**Required work**
The entries follow. Copy every line in which "ylabel" appears.

**Figure dataset records**
BEGIN
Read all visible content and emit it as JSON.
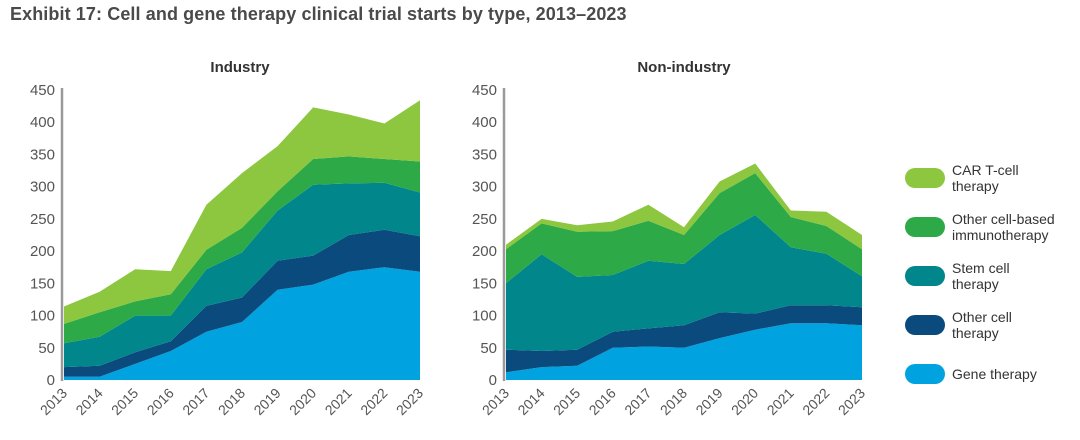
{
  "title": "Exhibit 17: Cell and gene therapy clinical trial starts by type, 2013–2023",
  "chart_data": [
    {
      "type": "area",
      "stacked": true,
      "title": "Industry",
      "xlabel": "",
      "ylabel": "",
      "ylim": [
        0,
        450
      ],
      "yticks": [
        0,
        50,
        100,
        150,
        200,
        250,
        300,
        350,
        400,
        450
      ],
      "categories": [
        "2013",
        "2014",
        "2015",
        "2016",
        "2017",
        "2018",
        "2019",
        "2020",
        "2021",
        "2022",
        "2023"
      ],
      "series": [
        {
          "name": "Gene therapy",
          "color": "#00a3e0",
          "values": [
            5,
            5,
            25,
            45,
            75,
            90,
            140,
            148,
            168,
            175,
            168
          ]
        },
        {
          "name": "Other cell therapy",
          "color": "#0b4a7d",
          "values": [
            15,
            17,
            18,
            15,
            40,
            38,
            45,
            45,
            57,
            58,
            55
          ]
        },
        {
          "name": "Stem cell therapy",
          "color": "#00868b",
          "values": [
            37,
            45,
            57,
            40,
            57,
            70,
            78,
            110,
            80,
            73,
            68
          ]
        },
        {
          "name": "Other cell-based immunotherapy",
          "color": "#2daa47",
          "values": [
            30,
            38,
            22,
            33,
            30,
            38,
            30,
            40,
            42,
            37,
            48
          ]
        },
        {
          "name": "CAR T-cell therapy",
          "color": "#8dc63f",
          "values": [
            27,
            32,
            50,
            36,
            70,
            85,
            70,
            80,
            65,
            55,
            95
          ]
        }
      ]
    },
    {
      "type": "area",
      "stacked": true,
      "title": "Non-industry",
      "xlabel": "",
      "ylabel": "",
      "ylim": [
        0,
        450
      ],
      "yticks": [
        0,
        50,
        100,
        150,
        200,
        250,
        300,
        350,
        400,
        450
      ],
      "categories": [
        "2013",
        "2014",
        "2015",
        "2016",
        "2017",
        "2018",
        "2019",
        "2020",
        "2021",
        "2022",
        "2023"
      ],
      "series": [
        {
          "name": "Gene therapy",
          "color": "#00a3e0",
          "values": [
            12,
            20,
            22,
            50,
            52,
            50,
            65,
            78,
            88,
            88,
            85
          ]
        },
        {
          "name": "Other cell therapy",
          "color": "#0b4a7d",
          "values": [
            35,
            25,
            25,
            25,
            28,
            35,
            40,
            25,
            28,
            28,
            28
          ]
        },
        {
          "name": "Stem cell therapy",
          "color": "#00868b",
          "values": [
            103,
            150,
            113,
            88,
            105,
            95,
            120,
            153,
            90,
            80,
            48
          ]
        },
        {
          "name": "Other cell-based immunotherapy",
          "color": "#2daa47",
          "values": [
            53,
            48,
            70,
            68,
            62,
            45,
            65,
            65,
            47,
            43,
            42
          ]
        },
        {
          "name": "CAR T-cell therapy",
          "color": "#8dc63f",
          "values": [
            7,
            7,
            10,
            15,
            25,
            12,
            18,
            15,
            10,
            22,
            22
          ]
        }
      ]
    }
  ],
  "legend": [
    {
      "label": "CAR T-cell therapy",
      "color": "#8dc63f"
    },
    {
      "label": "Other cell-based immunotherapy",
      "color": "#2daa47"
    },
    {
      "label": "Stem cell therapy",
      "color": "#00868b"
    },
    {
      "label": "Other cell therapy",
      "color": "#0b4a7d"
    },
    {
      "label": "Gene therapy",
      "color": "#00a3e0"
    }
  ]
}
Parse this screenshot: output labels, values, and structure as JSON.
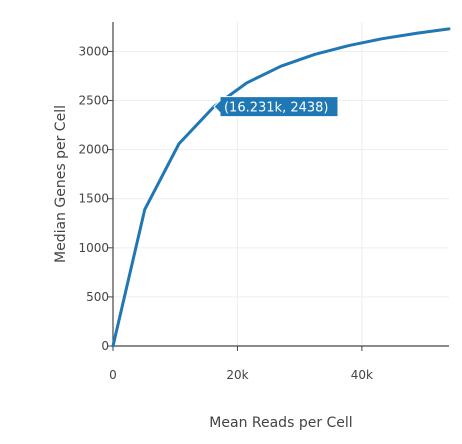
{
  "chart_data": {
    "type": "line",
    "xlabel": "Mean Reads per Cell",
    "ylabel": "Median Genes per Cell",
    "xlim": [
      0,
      54000
    ],
    "ylim": [
      0,
      3300
    ],
    "x_ticks": [
      {
        "value": 0,
        "label": "0"
      },
      {
        "value": 20000,
        "label": "20k"
      },
      {
        "value": 40000,
        "label": "40k"
      }
    ],
    "y_ticks": [
      {
        "value": 0,
        "label": "0"
      },
      {
        "value": 500,
        "label": "500"
      },
      {
        "value": 1000,
        "label": "1000"
      },
      {
        "value": 1500,
        "label": "1500"
      },
      {
        "value": 2000,
        "label": "2000"
      },
      {
        "value": 2500,
        "label": "2500"
      },
      {
        "value": 3000,
        "label": "3000"
      }
    ],
    "grid": true,
    "series": [
      {
        "color": "#1f77b4",
        "points": [
          {
            "x": 0,
            "y": 0
          },
          {
            "x": 5100,
            "y": 1390
          },
          {
            "x": 10600,
            "y": 2060
          },
          {
            "x": 16231,
            "y": 2438
          },
          {
            "x": 21500,
            "y": 2680
          },
          {
            "x": 27000,
            "y": 2850
          },
          {
            "x": 32400,
            "y": 2970
          },
          {
            "x": 37900,
            "y": 3060
          },
          {
            "x": 43300,
            "y": 3130
          },
          {
            "x": 48800,
            "y": 3185
          },
          {
            "x": 54000,
            "y": 3230
          }
        ]
      }
    ],
    "hover_label": {
      "text": "(16.231k, 2438)",
      "x": 16231,
      "y": 2438,
      "color": "#1f77b4"
    }
  }
}
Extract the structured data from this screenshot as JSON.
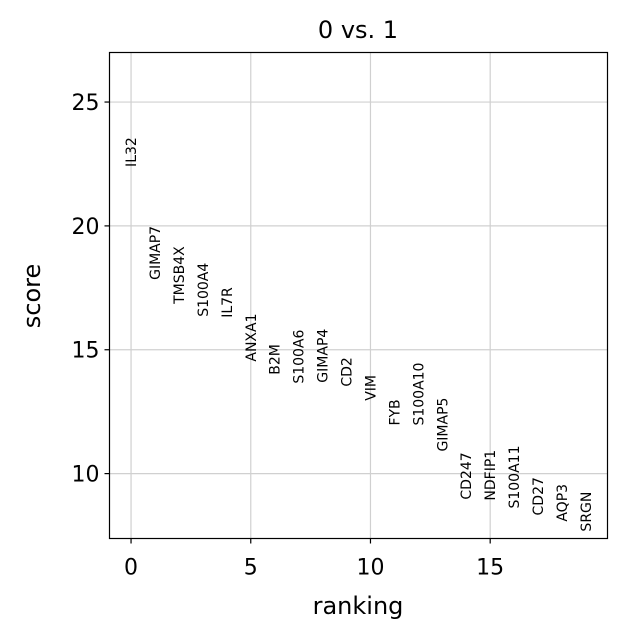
{
  "chart_data": {
    "type": "scatter",
    "title": "0 vs. 1",
    "xlabel": "ranking",
    "ylabel": "score",
    "xlim": [
      -0.9,
      19.9
    ],
    "ylim": [
      7.38,
      27.0
    ],
    "xticks": [
      0,
      5,
      10,
      15
    ],
    "yticks": [
      10,
      15,
      20,
      25
    ],
    "grid": true,
    "genes": [
      "IL32",
      "GIMAP7",
      "TMSB4X",
      "S100A4",
      "IL7R",
      "ANXA1",
      "B2M",
      "S100A6",
      "GIMAP4",
      "CD2",
      "VIM",
      "FYB",
      "S100A10",
      "GIMAP5",
      "CD247",
      "NDFIP1",
      "S100A11",
      "CD27",
      "AQP3",
      "SRGN"
    ],
    "scores": [
      22.38,
      17.82,
      16.85,
      16.33,
      16.29,
      14.52,
      13.99,
      13.63,
      13.67,
      13.51,
      12.94,
      11.94,
      11.94,
      10.89,
      8.95,
      8.91,
      8.59,
      8.31,
      8.06,
      7.66
    ]
  }
}
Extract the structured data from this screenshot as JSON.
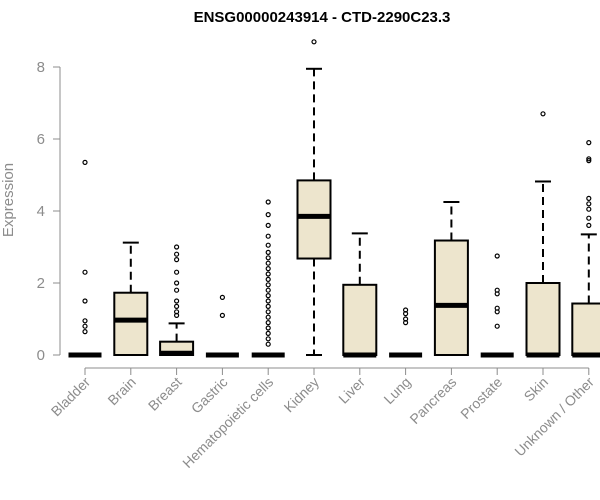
{
  "chart_data": {
    "type": "boxplot",
    "title": "ENSG00000243914 - CTD-2290C23.3",
    "ylabel": "Expression",
    "xlabel": "",
    "ylim": [
      0,
      8.6
    ],
    "yticks": [
      0,
      2,
      4,
      6,
      8
    ],
    "grid": false,
    "legend": "none",
    "box_fill": "#ede5cd",
    "categories": [
      "Bladder",
      "Brain",
      "Breast",
      "Gastric",
      "Hematopoietic cells",
      "Kidney",
      "Liver",
      "Lung",
      "Pancreas",
      "Prostate",
      "Skin",
      "Unknown / Other"
    ],
    "boxes": [
      {
        "q1": 0,
        "median": 0,
        "q3": 0,
        "whisker_low": 0,
        "whisker_high": 0,
        "outliers": [
          0.65,
          0.8,
          0.95,
          1.5,
          2.3,
          5.35
        ]
      },
      {
        "q1": 0,
        "median": 0.97,
        "q3": 1.73,
        "whisker_low": 0,
        "whisker_high": 3.12,
        "outliers": []
      },
      {
        "q1": 0,
        "median": 0.05,
        "q3": 0.37,
        "whisker_low": 0,
        "whisker_high": 0.88,
        "outliers": [
          1.1,
          1.2,
          1.35,
          1.5,
          1.8,
          2.0,
          2.3,
          2.65,
          2.8,
          3.0
        ]
      },
      {
        "q1": 0,
        "median": 0,
        "q3": 0,
        "whisker_low": 0,
        "whisker_high": 0,
        "outliers": [
          1.1,
          1.6
        ]
      },
      {
        "q1": 0,
        "median": 0,
        "q3": 0,
        "whisker_low": 0,
        "whisker_high": 0,
        "outliers": [
          0.3,
          0.45,
          0.6,
          0.75,
          0.9,
          1.05,
          1.2,
          1.35,
          1.5,
          1.65,
          1.8,
          1.95,
          2.1,
          2.25,
          2.4,
          2.55,
          2.7,
          2.85,
          3.05,
          3.3,
          3.6,
          3.9,
          4.25
        ]
      },
      {
        "q1": 2.68,
        "median": 3.85,
        "q3": 4.85,
        "whisker_low": 0,
        "whisker_high": 7.95,
        "outliers": [
          8.7
        ]
      },
      {
        "q1": 0,
        "median": 0,
        "q3": 1.95,
        "whisker_low": 0,
        "whisker_high": 3.38,
        "outliers": []
      },
      {
        "q1": 0,
        "median": 0,
        "q3": 0,
        "whisker_low": 0,
        "whisker_high": 0,
        "outliers": [
          0.9,
          1.0,
          1.15,
          1.25
        ]
      },
      {
        "q1": 0,
        "median": 1.38,
        "q3": 3.18,
        "whisker_low": 0,
        "whisker_high": 4.25,
        "outliers": []
      },
      {
        "q1": 0,
        "median": 0,
        "q3": 0,
        "whisker_low": 0,
        "whisker_high": 0,
        "outliers": [
          0.8,
          1.2,
          1.3,
          1.7,
          1.8,
          2.75
        ]
      },
      {
        "q1": 0,
        "median": 0,
        "q3": 2.0,
        "whisker_low": 0,
        "whisker_high": 4.82,
        "outliers": [
          6.7
        ]
      },
      {
        "q1": 0,
        "median": 0,
        "q3": 1.43,
        "whisker_low": 0,
        "whisker_high": 3.35,
        "outliers": [
          3.6,
          3.8,
          4.05,
          4.2,
          4.35,
          5.4,
          5.45,
          5.9
        ]
      }
    ]
  }
}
END
**Expected answer**
      "ylabel": "",
      "ylabel": "",
    "ylabel": "Median Genes per Cell",
    "ylabel": "score",
    "ylabel": "Expression",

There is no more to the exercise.